Dataset entries
--------------------------------------------------

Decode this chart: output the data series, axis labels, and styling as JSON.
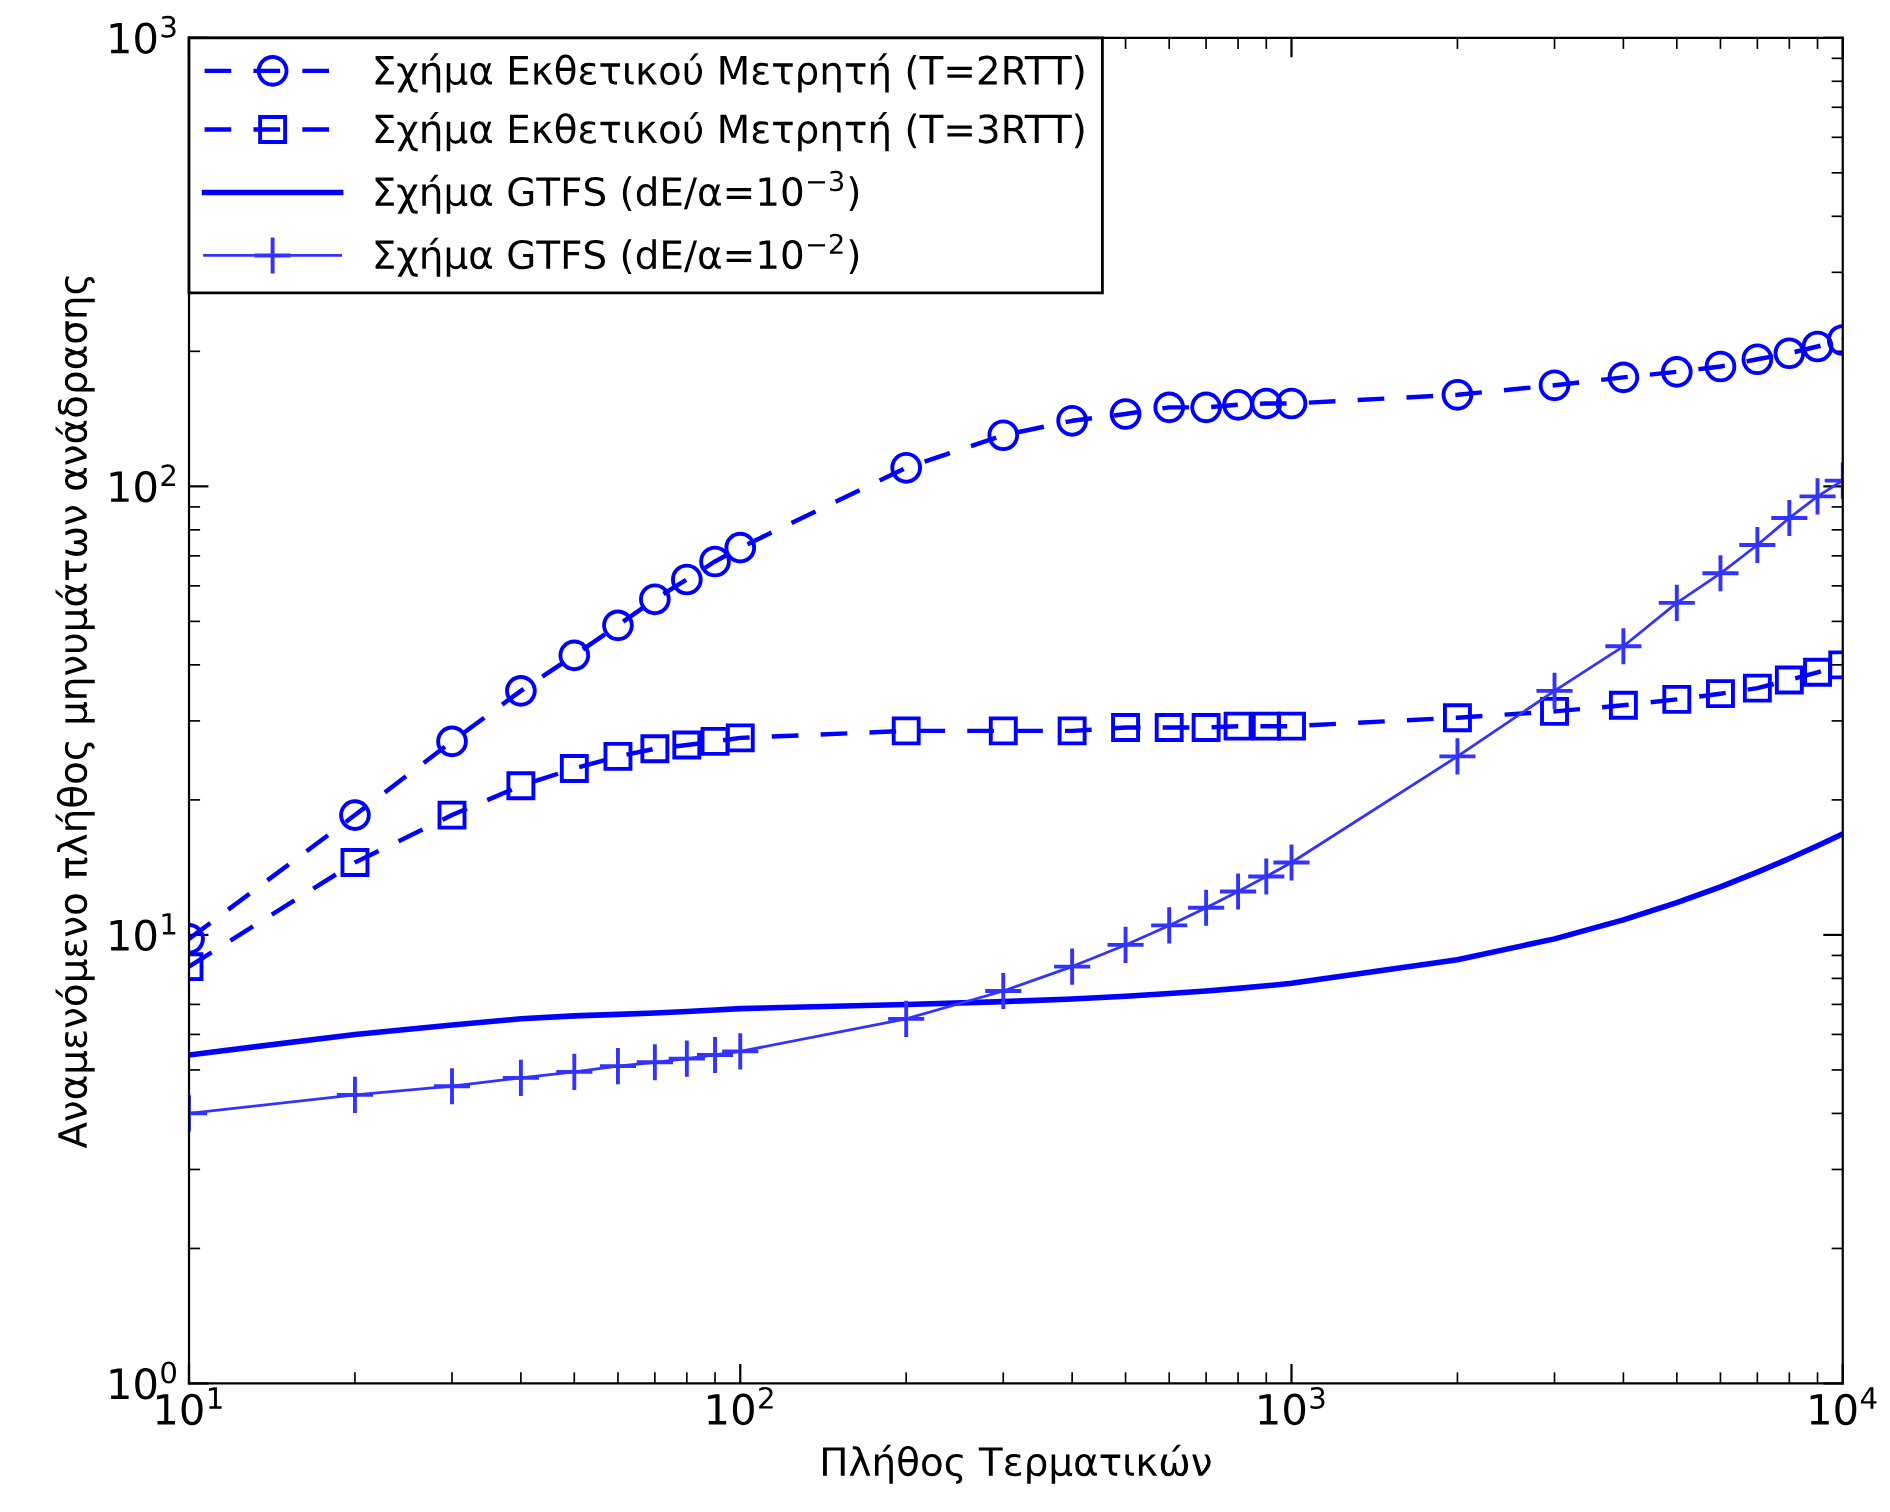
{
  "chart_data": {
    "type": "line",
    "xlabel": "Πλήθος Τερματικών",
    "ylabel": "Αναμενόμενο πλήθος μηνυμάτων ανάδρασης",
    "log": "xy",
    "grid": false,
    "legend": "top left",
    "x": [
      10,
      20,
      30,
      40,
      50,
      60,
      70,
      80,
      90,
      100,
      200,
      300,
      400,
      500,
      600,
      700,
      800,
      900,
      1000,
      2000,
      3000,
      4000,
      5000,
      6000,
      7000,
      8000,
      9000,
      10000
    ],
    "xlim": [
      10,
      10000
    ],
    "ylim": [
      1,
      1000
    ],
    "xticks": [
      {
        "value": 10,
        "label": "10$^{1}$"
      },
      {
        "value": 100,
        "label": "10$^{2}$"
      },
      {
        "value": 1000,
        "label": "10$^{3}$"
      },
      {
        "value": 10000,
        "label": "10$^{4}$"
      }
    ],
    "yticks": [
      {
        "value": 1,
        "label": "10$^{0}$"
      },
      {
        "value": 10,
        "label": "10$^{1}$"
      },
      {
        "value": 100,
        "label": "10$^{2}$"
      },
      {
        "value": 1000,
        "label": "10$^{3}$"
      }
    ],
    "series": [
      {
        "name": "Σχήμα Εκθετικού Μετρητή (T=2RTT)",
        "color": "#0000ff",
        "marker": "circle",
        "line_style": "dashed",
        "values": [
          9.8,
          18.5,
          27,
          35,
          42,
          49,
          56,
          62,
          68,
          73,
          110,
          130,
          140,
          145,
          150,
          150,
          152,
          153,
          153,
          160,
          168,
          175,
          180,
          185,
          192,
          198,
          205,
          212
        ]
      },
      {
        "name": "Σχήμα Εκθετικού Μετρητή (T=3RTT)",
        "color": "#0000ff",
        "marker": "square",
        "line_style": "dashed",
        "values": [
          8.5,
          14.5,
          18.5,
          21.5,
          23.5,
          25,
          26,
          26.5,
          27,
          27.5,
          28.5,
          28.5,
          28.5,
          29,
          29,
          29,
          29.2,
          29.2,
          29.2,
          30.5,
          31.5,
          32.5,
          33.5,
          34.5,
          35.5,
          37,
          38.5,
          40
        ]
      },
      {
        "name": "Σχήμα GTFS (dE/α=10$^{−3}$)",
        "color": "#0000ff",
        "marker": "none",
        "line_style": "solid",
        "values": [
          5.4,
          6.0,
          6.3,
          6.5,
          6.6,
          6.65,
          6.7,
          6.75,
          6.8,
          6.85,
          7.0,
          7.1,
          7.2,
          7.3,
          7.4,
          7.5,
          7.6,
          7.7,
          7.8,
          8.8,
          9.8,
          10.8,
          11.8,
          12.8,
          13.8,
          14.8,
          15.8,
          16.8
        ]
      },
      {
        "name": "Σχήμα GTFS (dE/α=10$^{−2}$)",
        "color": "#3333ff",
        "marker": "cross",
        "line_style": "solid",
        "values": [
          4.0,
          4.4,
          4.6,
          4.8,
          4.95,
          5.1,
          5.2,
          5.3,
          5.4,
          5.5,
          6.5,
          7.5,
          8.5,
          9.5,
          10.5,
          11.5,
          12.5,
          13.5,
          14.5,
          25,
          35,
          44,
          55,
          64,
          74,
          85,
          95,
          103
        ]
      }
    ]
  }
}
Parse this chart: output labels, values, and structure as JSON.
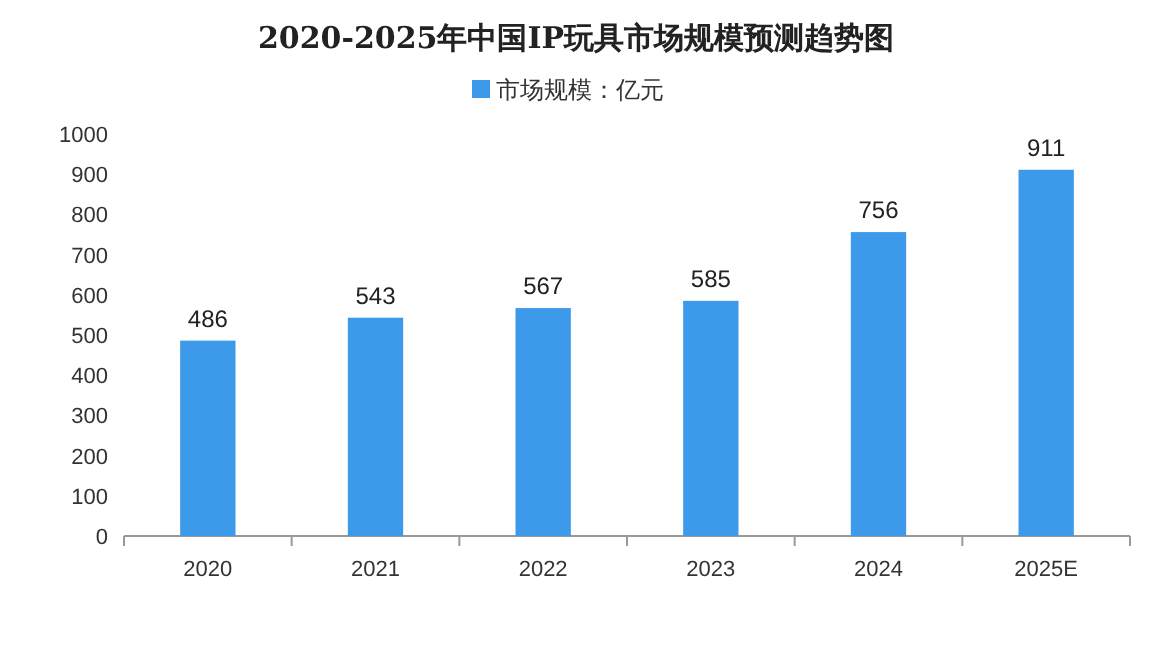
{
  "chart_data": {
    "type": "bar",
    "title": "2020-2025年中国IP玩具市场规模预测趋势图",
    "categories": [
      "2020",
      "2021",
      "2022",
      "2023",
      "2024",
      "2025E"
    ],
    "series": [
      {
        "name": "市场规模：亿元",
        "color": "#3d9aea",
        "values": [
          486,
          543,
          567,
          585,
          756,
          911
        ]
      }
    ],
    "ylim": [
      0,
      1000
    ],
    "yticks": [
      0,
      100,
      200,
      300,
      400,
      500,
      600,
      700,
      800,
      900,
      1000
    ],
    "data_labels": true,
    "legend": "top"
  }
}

--------------------------------------------------

Pictures in the data above should not be copied; transcribe everything else exactly.

## Answer to the problem
Decode this chart: output the data series, axis labels, and styling as JSON.
{
  "chart_data": {
    "type": "line",
    "xlabel": "Πλήθος Τερματικών",
    "ylabel": "Αναμενόμενο πλήθος μηνυμάτων ανάδρασης",
    "log": "xy",
    "grid": false,
    "legend": "top left",
    "x": [
      10,
      20,
      30,
      40,
      50,
      60,
      70,
      80,
      90,
      100,
      200,
      300,
      400,
      500,
      600,
      700,
      800,
      900,
      1000,
      2000,
      3000,
      4000,
      5000,
      6000,
      7000,
      8000,
      9000,
      10000
    ],
    "xlim": [
      10,
      10000
    ],
    "ylim": [
      1,
      1000
    ],
    "xticks": [
      {
        "value": 10,
        "label": "10$^{1}$"
      },
      {
        "value": 100,
        "label": "10$^{2}$"
      },
      {
        "value": 1000,
        "label": "10$^{3}$"
      },
      {
        "value": 10000,
        "label": "10$^{4}$"
      }
    ],
    "yticks": [
      {
        "value": 1,
        "label": "10$^{0}$"
      },
      {
        "value": 10,
        "label": "10$^{1}$"
      },
      {
        "value": 100,
        "label": "10$^{2}$"
      },
      {
        "value": 1000,
        "label": "10$^{3}$"
      }
    ],
    "series": [
      {
        "name": "Σχήμα Εκθετικού Μετρητή (T=2RTT)",
        "color": "#0000ff",
        "marker": "circle",
        "line_style": "dashed",
        "values": [
          9.8,
          18.5,
          27,
          35,
          42,
          49,
          56,
          62,
          68,
          73,
          110,
          130,
          140,
          145,
          150,
          150,
          152,
          153,
          153,
          160,
          168,
          175,
          180,
          185,
          192,
          198,
          205,
          212
        ]
      },
      {
        "name": "Σχήμα Εκθετικού Μετρητή (T=3RTT)",
        "color": "#0000ff",
        "marker": "square",
        "line_style": "dashed",
        "values": [
          8.5,
          14.5,
          18.5,
          21.5,
          23.5,
          25,
          26,
          26.5,
          27,
          27.5,
          28.5,
          28.5,
          28.5,
          29,
          29,
          29,
          29.2,
          29.2,
          29.2,
          30.5,
          31.5,
          32.5,
          33.5,
          34.5,
          35.5,
          37,
          38.5,
          40
        ]
      },
      {
        "name": "Σχήμα GTFS (dE/α=10$^{−3}$)",
        "color": "#0000ff",
        "marker": "none",
        "line_style": "solid",
        "values": [
          5.4,
          6.0,
          6.3,
          6.5,
          6.6,
          6.65,
          6.7,
          6.75,
          6.8,
          6.85,
          7.0,
          7.1,
          7.2,
          7.3,
          7.4,
          7.5,
          7.6,
          7.7,
          7.8,
          8.8,
          9.8,
          10.8,
          11.8,
          12.8,
          13.8,
          14.8,
          15.8,
          16.8
        ]
      },
      {
        "name": "Σχήμα GTFS (dE/α=10$^{−2}$)",
        "color": "#3333ff",
        "marker": "cross",
        "line_style": "solid",
        "values": [
          4.0,
          4.4,
          4.6,
          4.8,
          4.95,
          5.1,
          5.2,
          5.3,
          5.4,
          5.5,
          6.5,
          7.5,
          8.5,
          9.5,
          10.5,
          11.5,
          12.5,
          13.5,
          14.5,
          25,
          35,
          44,
          55,
          64,
          74,
          85,
          95,
          103
        ]
      }
    ]
  }
}
Parse this chart: output labels, values, and structure as JSON.
{
  "chart_data": {
    "type": "bar",
    "title": "2020-2025年中国IP玩具市场规模预测趋势图",
    "categories": [
      "2020",
      "2021",
      "2022",
      "2023",
      "2024",
      "2025E"
    ],
    "series": [
      {
        "name": "市场规模：亿元",
        "color": "#3d9aea",
        "values": [
          486,
          543,
          567,
          585,
          756,
          911
        ]
      }
    ],
    "ylim": [
      0,
      1000
    ],
    "yticks": [
      0,
      100,
      200,
      300,
      400,
      500,
      600,
      700,
      800,
      900,
      1000
    ],
    "data_labels": true,
    "legend": "top"
  }
}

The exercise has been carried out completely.